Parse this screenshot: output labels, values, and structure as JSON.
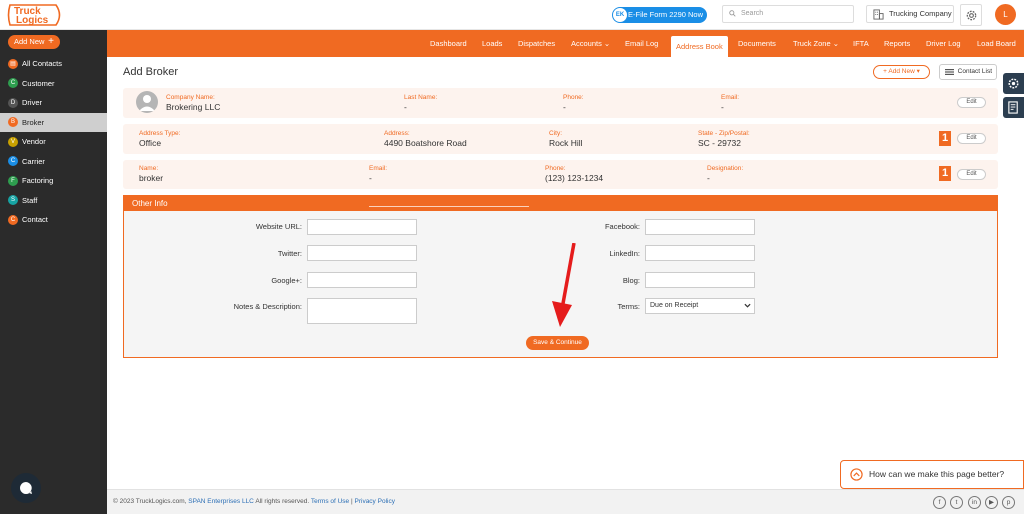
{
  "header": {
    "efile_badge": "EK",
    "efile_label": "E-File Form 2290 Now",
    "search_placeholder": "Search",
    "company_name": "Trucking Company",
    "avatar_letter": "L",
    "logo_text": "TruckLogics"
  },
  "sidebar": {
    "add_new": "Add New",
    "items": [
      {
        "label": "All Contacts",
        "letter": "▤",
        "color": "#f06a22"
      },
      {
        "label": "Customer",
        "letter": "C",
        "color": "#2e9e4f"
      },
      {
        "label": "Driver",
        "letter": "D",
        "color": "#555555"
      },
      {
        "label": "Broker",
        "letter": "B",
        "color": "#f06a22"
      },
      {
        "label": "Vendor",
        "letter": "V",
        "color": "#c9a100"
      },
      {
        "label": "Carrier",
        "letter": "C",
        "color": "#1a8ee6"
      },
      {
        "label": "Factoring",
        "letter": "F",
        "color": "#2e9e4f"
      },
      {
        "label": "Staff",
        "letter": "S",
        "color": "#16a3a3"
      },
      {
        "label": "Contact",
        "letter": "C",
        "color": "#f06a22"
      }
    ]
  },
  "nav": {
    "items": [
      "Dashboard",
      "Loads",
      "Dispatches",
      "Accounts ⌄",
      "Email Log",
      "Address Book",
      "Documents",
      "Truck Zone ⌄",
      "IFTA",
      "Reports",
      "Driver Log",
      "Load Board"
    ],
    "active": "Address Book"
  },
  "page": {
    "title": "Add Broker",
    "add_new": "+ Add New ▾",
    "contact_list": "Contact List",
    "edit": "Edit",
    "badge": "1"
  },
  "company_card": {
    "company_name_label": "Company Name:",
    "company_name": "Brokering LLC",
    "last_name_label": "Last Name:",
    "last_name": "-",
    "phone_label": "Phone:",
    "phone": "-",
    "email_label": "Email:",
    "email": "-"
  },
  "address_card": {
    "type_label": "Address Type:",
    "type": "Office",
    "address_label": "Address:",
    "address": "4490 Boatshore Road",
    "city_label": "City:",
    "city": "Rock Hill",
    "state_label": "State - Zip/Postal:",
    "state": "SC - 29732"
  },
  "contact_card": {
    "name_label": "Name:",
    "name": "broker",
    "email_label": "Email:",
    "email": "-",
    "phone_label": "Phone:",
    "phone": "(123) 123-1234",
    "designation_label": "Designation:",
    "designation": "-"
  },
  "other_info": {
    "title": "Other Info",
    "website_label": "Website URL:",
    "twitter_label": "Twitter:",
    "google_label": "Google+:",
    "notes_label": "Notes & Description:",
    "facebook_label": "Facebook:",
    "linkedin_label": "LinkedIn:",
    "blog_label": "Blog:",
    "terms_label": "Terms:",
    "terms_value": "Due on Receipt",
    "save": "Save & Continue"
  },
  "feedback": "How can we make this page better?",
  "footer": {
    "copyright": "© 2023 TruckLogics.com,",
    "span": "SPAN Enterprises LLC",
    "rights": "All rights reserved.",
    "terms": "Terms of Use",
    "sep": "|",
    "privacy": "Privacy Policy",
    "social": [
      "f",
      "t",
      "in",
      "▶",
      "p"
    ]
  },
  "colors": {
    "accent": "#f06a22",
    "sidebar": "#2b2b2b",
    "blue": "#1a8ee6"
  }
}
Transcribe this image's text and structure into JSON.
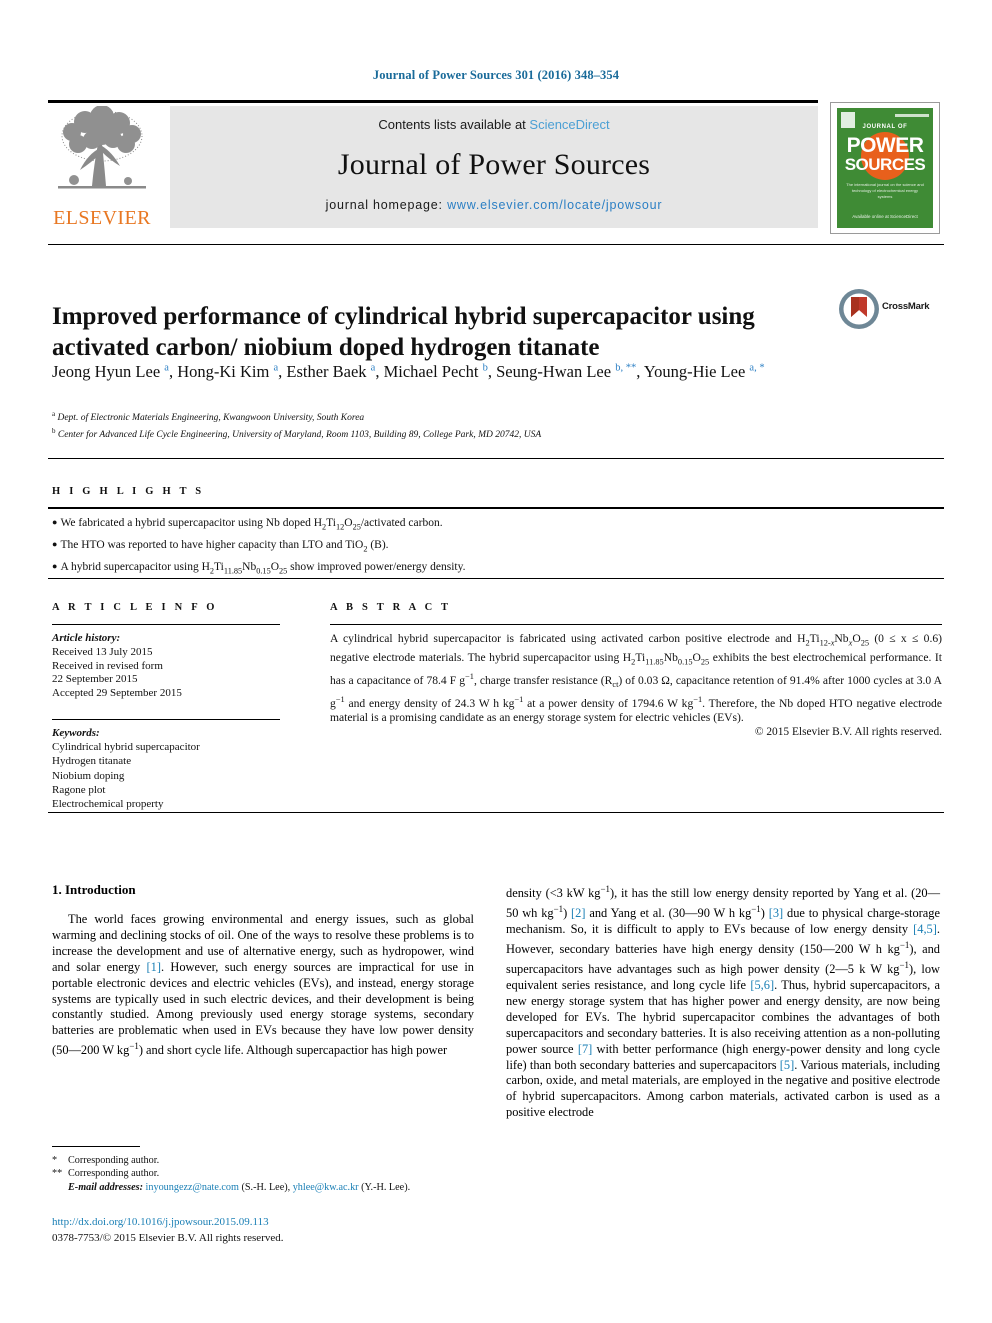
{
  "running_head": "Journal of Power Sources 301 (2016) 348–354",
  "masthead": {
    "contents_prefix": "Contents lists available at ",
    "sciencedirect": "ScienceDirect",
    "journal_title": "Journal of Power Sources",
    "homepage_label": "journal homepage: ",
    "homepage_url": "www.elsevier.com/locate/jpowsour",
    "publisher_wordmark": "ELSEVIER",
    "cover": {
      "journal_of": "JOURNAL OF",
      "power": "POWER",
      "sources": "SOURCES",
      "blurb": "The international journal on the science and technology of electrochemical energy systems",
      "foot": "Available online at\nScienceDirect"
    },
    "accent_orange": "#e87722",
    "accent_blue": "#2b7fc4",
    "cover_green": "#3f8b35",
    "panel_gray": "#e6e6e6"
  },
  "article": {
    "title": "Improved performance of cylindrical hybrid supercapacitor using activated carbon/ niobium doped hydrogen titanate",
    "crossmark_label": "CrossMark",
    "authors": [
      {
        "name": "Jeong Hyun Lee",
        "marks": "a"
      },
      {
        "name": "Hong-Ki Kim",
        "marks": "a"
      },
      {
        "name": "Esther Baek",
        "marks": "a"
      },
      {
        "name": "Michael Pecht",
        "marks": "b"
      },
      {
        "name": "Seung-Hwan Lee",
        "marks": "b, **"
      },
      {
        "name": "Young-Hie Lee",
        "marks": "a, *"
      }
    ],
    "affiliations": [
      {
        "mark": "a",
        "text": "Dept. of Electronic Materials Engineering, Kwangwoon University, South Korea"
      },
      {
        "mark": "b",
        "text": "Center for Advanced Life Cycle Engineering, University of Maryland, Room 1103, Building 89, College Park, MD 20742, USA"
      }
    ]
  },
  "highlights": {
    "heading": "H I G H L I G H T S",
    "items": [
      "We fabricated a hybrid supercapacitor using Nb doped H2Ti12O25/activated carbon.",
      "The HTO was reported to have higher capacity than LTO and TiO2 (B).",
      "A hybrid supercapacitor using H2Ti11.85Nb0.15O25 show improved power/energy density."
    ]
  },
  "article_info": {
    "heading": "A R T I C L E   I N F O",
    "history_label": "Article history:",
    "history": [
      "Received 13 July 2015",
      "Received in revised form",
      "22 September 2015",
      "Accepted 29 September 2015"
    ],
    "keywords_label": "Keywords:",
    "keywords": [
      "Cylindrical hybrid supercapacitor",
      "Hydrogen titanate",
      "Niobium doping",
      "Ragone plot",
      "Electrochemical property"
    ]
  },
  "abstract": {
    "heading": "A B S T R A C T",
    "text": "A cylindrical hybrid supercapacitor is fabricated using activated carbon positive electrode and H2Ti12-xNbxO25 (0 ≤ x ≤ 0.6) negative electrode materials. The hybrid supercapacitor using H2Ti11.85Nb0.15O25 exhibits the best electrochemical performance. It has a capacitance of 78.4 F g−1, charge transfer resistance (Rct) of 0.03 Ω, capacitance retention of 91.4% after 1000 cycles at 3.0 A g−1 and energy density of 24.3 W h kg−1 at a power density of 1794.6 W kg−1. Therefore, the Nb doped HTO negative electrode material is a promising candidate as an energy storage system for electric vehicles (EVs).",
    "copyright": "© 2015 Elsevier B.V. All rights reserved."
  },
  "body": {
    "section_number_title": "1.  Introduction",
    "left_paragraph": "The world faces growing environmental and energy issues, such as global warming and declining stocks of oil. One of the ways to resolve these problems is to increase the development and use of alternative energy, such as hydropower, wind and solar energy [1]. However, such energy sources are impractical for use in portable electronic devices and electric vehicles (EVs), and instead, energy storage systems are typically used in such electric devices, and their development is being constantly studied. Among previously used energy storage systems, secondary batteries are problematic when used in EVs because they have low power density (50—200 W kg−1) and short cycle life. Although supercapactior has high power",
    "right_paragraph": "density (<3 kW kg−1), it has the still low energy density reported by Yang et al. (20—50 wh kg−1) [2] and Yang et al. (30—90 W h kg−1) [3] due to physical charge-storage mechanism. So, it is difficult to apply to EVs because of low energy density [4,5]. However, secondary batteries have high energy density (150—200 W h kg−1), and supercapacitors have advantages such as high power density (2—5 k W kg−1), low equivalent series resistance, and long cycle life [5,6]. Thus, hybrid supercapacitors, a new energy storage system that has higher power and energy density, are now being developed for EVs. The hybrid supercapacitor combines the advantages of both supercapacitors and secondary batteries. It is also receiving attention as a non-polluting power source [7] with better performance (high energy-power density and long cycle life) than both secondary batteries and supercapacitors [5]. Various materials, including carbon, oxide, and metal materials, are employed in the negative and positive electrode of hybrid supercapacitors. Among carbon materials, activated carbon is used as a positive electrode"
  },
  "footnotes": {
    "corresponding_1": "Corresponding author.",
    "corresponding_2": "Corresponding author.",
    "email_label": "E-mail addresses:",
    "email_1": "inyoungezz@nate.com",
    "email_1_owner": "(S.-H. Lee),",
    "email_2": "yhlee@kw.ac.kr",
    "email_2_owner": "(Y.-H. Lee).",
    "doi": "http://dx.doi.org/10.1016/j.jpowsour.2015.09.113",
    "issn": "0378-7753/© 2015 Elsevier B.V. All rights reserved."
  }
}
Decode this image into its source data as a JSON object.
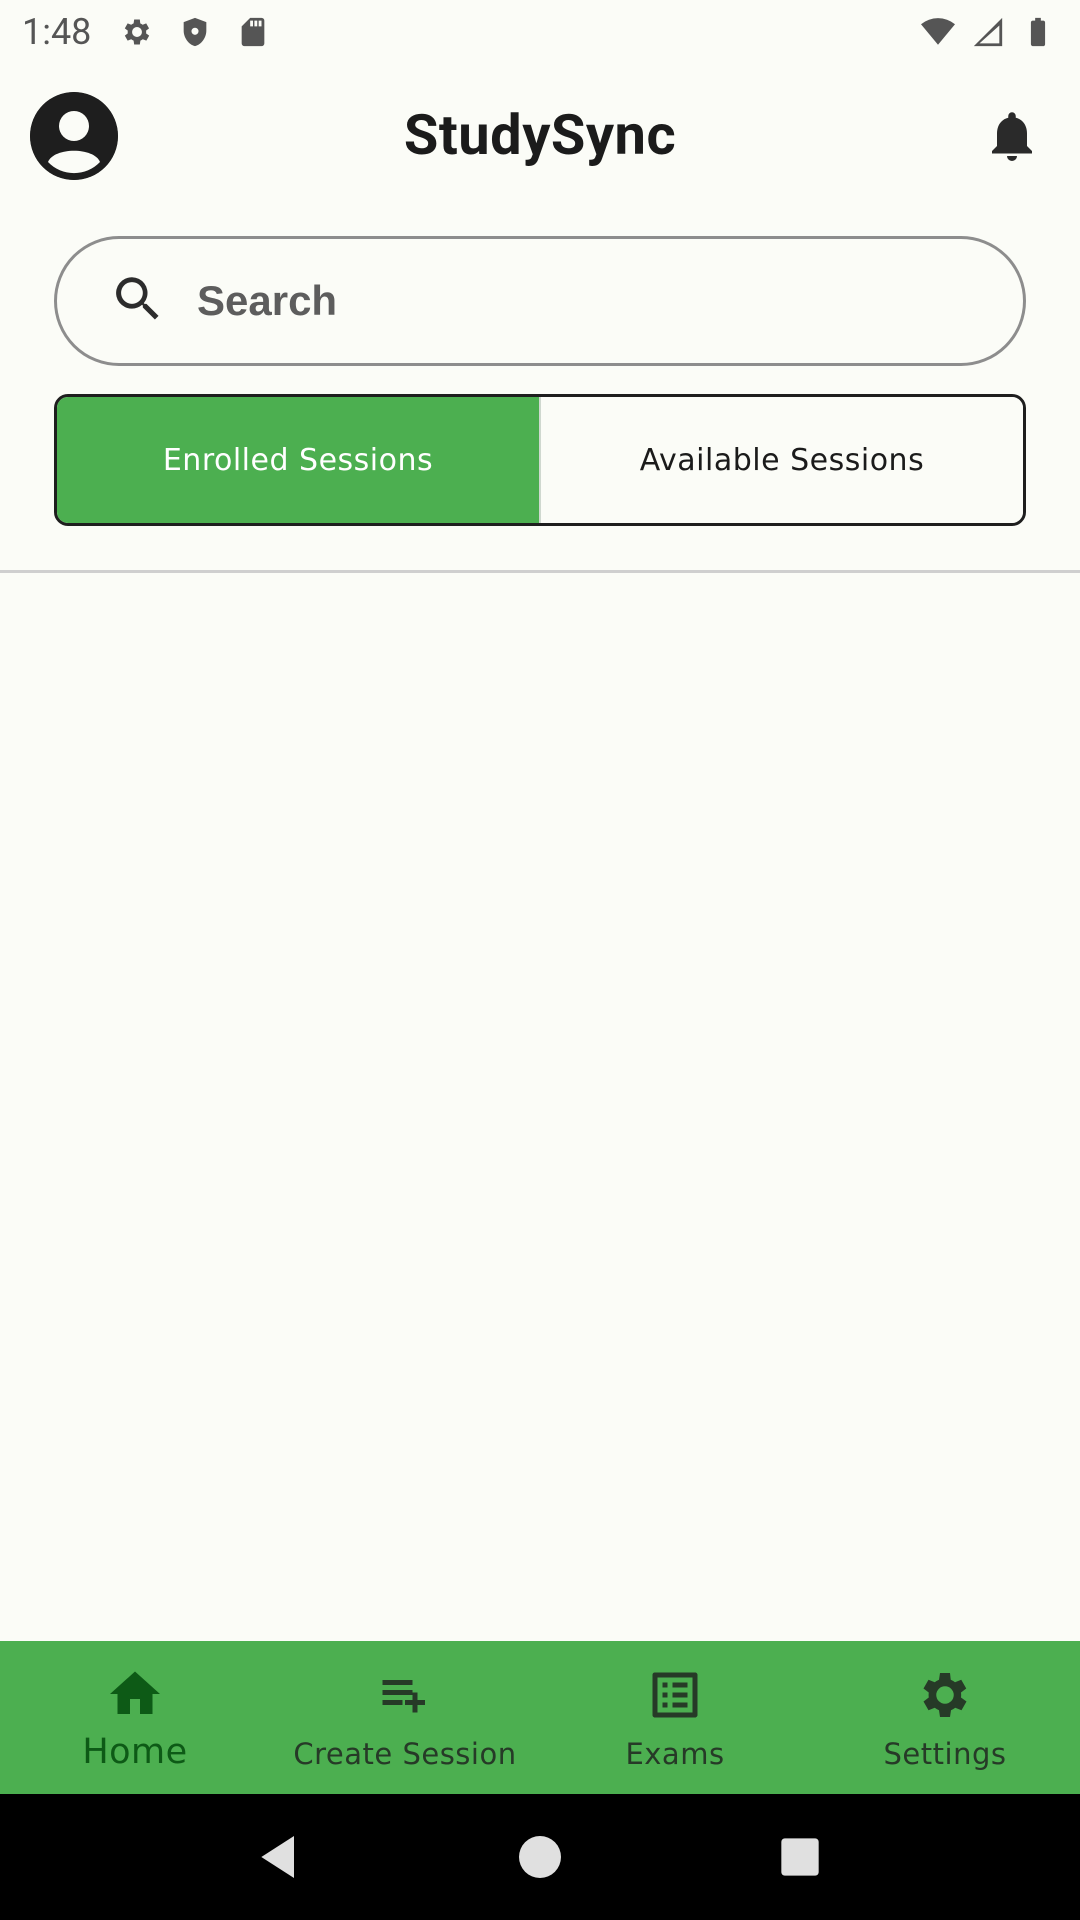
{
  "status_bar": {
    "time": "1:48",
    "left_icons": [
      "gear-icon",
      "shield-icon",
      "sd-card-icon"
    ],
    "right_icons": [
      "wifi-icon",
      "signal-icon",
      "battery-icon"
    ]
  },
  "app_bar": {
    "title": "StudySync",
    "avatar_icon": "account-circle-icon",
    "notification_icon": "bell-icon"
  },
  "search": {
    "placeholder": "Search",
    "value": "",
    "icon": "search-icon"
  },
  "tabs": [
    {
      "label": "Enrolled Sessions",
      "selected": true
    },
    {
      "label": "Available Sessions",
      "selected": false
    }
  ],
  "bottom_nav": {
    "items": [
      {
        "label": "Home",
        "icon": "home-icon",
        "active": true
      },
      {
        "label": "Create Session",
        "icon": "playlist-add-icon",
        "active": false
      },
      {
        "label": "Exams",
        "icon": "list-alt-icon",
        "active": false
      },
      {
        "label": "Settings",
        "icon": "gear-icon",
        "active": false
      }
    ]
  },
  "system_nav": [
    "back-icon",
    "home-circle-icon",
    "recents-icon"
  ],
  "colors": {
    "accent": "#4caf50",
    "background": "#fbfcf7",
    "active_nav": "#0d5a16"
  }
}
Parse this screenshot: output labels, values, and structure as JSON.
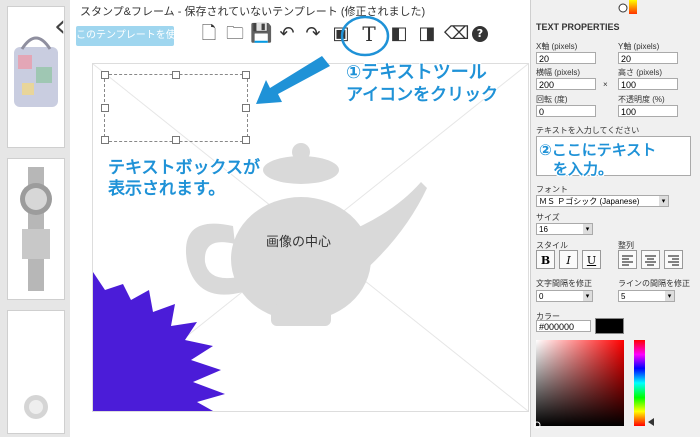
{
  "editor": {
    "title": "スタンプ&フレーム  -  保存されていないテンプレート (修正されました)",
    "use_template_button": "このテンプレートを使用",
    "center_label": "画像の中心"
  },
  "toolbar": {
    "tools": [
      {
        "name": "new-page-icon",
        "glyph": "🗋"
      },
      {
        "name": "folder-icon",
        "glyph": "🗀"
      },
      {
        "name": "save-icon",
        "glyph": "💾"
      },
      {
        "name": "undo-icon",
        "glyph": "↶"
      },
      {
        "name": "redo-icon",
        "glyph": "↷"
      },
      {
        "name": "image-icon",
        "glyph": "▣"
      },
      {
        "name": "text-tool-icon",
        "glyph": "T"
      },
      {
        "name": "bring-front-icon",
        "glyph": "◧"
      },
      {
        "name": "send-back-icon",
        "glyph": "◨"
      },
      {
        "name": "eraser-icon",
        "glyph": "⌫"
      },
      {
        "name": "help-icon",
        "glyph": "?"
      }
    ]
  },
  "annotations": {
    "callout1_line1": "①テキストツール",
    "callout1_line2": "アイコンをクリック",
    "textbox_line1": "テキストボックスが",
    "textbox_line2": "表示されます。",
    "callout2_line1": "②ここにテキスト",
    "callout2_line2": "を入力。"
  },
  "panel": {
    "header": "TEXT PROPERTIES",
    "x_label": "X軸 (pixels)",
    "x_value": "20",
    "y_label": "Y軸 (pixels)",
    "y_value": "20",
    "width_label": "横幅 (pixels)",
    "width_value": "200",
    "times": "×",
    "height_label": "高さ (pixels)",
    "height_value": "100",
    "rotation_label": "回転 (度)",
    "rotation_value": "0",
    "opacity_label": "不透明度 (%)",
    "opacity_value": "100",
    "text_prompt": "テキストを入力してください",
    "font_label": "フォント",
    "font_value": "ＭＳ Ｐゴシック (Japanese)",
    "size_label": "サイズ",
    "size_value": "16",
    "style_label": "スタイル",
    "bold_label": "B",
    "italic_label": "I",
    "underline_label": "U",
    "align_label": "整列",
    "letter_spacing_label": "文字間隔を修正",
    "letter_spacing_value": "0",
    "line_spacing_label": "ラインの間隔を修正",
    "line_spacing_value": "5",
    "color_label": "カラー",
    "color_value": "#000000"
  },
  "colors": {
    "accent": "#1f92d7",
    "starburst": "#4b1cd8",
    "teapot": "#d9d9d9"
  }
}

━━━━━━━━━━━━━━━━

Each line containing the word "University" counts once; report the total alone.

2